Text for analysis:
------------------------

Personal information
- Date of birth: 2 October 1957
- Place of birth: Bratca, Romania
- Date of death: 15 June 2014 (aged 56)
- Place of death: Oradea, Romania
- Height: 1.64 m (5 ft 5 in)
- Position(s): Midfielder

Youth career
- 1971–1975: Minerul Baia Mare

Senior career*
- Years: Team / Apps / (Gls)
- 1975–1976: Minerul Baia Mare
- 1976–1983: Bihor Oradea / 100 / (8)
- 1983–1984: UTA Arad
- Total:  / 100+ / (8+)

International career
- 1976: Romania Olympic

Managerial career
- Bihor Oradea (youth)

------------------------

Recorded information:
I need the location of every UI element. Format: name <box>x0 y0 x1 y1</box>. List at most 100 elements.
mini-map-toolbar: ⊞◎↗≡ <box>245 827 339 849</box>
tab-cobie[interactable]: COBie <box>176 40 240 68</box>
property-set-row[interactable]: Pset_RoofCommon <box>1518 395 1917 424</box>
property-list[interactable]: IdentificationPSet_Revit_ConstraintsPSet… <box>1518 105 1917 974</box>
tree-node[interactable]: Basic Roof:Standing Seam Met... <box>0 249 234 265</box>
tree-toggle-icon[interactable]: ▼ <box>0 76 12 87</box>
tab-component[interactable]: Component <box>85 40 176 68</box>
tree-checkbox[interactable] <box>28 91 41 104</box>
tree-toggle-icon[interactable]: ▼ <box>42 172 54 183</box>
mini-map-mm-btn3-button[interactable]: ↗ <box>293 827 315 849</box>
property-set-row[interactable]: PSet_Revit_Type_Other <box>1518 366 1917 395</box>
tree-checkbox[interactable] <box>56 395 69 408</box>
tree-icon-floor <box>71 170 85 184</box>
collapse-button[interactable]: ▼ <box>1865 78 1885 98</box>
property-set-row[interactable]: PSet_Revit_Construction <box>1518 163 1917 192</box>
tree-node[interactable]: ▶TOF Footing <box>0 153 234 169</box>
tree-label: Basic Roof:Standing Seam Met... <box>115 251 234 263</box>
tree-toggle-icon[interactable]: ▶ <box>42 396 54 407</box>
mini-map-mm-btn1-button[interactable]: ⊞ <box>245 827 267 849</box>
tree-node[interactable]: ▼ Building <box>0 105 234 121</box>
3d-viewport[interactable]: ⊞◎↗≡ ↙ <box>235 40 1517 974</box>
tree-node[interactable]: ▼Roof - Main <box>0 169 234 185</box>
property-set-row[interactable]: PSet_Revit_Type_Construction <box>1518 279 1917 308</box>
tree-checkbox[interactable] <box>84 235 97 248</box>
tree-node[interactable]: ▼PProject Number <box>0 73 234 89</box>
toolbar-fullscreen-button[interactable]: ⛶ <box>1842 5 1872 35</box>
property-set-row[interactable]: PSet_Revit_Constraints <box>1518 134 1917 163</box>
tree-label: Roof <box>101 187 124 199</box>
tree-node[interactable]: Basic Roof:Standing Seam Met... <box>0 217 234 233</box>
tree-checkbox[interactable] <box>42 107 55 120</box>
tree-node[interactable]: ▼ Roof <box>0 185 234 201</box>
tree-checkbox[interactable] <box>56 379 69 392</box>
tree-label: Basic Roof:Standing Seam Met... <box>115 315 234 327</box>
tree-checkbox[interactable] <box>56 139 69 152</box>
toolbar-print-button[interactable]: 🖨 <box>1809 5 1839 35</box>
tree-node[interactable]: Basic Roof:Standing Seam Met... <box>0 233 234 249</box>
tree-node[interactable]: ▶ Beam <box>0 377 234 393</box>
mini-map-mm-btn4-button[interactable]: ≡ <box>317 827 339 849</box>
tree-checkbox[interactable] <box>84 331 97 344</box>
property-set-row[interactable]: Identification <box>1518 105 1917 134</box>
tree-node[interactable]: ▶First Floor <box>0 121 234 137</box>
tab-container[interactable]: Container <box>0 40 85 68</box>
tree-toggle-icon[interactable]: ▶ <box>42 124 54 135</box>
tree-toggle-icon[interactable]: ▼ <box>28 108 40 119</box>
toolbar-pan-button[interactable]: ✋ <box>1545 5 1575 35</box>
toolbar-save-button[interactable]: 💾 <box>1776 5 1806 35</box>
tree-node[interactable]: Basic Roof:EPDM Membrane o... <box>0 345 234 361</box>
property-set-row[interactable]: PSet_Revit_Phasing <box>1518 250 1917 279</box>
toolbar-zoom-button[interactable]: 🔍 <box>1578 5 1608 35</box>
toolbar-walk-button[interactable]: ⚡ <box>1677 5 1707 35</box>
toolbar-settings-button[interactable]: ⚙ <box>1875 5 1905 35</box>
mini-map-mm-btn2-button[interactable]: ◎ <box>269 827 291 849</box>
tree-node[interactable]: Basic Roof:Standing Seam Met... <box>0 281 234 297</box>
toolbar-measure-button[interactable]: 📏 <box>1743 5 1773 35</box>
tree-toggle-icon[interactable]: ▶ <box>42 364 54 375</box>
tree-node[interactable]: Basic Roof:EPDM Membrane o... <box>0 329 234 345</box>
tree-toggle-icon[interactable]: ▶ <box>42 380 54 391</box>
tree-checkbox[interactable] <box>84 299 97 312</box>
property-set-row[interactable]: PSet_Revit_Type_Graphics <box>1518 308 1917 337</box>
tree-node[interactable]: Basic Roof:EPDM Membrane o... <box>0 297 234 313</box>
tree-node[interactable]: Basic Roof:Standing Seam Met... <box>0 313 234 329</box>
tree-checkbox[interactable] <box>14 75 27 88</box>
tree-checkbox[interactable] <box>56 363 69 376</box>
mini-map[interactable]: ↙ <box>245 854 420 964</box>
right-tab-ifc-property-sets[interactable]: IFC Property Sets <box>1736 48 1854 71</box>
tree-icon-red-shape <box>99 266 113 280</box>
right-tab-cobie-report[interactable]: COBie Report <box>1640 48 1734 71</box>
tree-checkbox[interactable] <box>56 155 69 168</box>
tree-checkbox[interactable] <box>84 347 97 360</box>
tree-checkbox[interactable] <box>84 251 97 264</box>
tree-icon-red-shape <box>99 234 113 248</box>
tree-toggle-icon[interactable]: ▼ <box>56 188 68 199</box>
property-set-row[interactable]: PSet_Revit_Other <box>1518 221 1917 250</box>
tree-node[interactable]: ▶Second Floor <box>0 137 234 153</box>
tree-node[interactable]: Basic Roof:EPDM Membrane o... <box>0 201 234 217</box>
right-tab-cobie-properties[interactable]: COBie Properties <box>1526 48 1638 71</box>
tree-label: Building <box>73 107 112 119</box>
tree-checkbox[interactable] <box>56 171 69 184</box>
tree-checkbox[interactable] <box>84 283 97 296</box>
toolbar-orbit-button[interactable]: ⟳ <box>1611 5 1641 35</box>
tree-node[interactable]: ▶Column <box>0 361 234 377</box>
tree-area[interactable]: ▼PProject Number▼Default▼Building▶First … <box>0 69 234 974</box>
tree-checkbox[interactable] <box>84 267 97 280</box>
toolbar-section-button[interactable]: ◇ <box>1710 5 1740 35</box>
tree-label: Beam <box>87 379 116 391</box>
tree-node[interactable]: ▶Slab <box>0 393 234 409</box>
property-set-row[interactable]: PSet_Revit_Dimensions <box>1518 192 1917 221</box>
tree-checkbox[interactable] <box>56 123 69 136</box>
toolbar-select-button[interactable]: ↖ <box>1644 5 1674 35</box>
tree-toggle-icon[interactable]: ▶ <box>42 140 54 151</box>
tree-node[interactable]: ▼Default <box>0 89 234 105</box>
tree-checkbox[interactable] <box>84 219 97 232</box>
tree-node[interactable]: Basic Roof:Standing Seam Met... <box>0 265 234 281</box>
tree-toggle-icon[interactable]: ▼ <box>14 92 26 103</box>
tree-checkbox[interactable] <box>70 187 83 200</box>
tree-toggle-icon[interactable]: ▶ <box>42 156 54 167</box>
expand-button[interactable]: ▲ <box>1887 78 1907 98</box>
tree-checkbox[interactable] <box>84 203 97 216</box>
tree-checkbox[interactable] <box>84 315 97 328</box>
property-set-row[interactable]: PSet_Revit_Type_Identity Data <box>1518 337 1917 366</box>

------------------------

Work instruction A: List every club named in the senior career section of the footballer's profile.
Work instruction B: According to the footballer's profile, where did the player die?
Work instruction C: Carry the footballer's profile on from its last line.

Output A: Minerul Baia Mare, Bihor Oradea, UTA Arad

Output B: Oradea, Romania

Output C:
= Cornel Lupău =

Romanian professional footballer

Cornel Lupău (born 2 October 1957 – 15 June 2014) was a Romanian professional footballer. Lupău grew up at Minerul Baia Mare, team for which he made his senior debut, at the level of Divizia B. In 1976, Cornel moved to Bihor Oradea and made its debut in the top-flight, level at which he played in 100 matches, also scoring 8 goals. In 1983 he moved to UTA Arad, then played and coached for various teams at amateur level.

In 1976, Cornel Lupău was also a member of the Romanian Olympic football team.

After retirement he was for many years a football coach in the youth academy of Bihor Oradea.